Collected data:
* BEGIN *

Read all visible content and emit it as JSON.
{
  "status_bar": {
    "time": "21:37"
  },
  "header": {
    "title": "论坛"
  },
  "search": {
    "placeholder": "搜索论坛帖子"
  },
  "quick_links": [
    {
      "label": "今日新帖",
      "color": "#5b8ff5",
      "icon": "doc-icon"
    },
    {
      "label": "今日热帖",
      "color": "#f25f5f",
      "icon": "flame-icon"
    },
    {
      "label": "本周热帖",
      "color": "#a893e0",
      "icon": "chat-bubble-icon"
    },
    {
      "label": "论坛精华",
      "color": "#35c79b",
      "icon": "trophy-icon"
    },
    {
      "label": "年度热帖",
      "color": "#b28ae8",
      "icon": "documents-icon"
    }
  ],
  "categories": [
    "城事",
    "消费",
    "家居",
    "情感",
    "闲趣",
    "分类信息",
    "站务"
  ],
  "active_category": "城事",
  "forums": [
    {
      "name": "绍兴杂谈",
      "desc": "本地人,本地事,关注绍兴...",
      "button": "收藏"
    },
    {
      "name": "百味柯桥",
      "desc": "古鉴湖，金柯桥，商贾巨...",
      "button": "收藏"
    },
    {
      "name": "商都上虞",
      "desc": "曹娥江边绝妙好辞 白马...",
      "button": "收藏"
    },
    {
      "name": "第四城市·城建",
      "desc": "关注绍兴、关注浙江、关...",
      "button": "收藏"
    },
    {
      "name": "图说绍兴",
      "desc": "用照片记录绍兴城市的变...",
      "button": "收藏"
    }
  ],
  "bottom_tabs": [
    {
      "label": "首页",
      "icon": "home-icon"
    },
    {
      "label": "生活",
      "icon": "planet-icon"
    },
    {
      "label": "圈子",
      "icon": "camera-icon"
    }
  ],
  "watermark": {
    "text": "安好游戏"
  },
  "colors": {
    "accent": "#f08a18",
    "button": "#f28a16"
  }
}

* END *

> **Problem statement**: From the listing above, extract every line exactly as it stands.

> **Task answer**:
Read all visible content and emit it as JSON.
{
  "status_bar": {
    "time": "21:37"
  },
  "header": {
    "title": "论坛"
  },
  "search": {
    "placeholder": "搜索论坛帖子"
  },
  "quick_links": [
    {
      "label": "今日新帖",
      "color": "#5b8ff5",
      "icon": "doc-icon"
    },
    {
      "label": "今日热帖",
      "color": "#f25f5f",
      "icon": "flame-icon"
    },
    {
      "label": "本周热帖",
      "color": "#a893e0",
      "icon": "chat-bubble-icon"
    },
    {
      "label": "论坛精华",
      "color": "#35c79b",
      "icon": "trophy-icon"
    },
    {
      "label": "年度热帖",
      "color": "#b28ae8",
      "icon": "documents-icon"
    }
  ],
  "categories": [
    "城事",
    "消费",
    "家居",
    "情感",
    "闲趣",
    "分类信息",
    "站务"
  ],
  "active_category": "城事",
  "forums": [
    {
      "name": "绍兴杂谈",
      "desc": "本地人,本地事,关注绍兴...",
      "button": "收藏"
    },
    {
      "name": "百味柯桥",
      "desc": "古鉴湖，金柯桥，商贾巨...",
      "button": "收藏"
    },
    {
      "name": "商都上虞",
      "desc": "曹娥江边绝妙好辞 白马...",
      "button": "收藏"
    },
    {
      "name": "第四城市·城建",
      "desc": "关注绍兴、关注浙江、关...",
      "button": "收藏"
    },
    {
      "name": "图说绍兴",
      "desc": "用照片记录绍兴城市的变...",
      "button": "收藏"
    }
  ],
  "bottom_tabs": [
    {
      "label": "首页",
      "icon": "home-icon"
    },
    {
      "label": "生活",
      "icon": "planet-icon"
    },
    {
      "label": "圈子",
      "icon": "camera-icon"
    }
  ],
  "watermark": {
    "text": "安好游戏"
  },
  "colors": {
    "accent": "#f08a18",
    "button": "#f28a16"
  }
}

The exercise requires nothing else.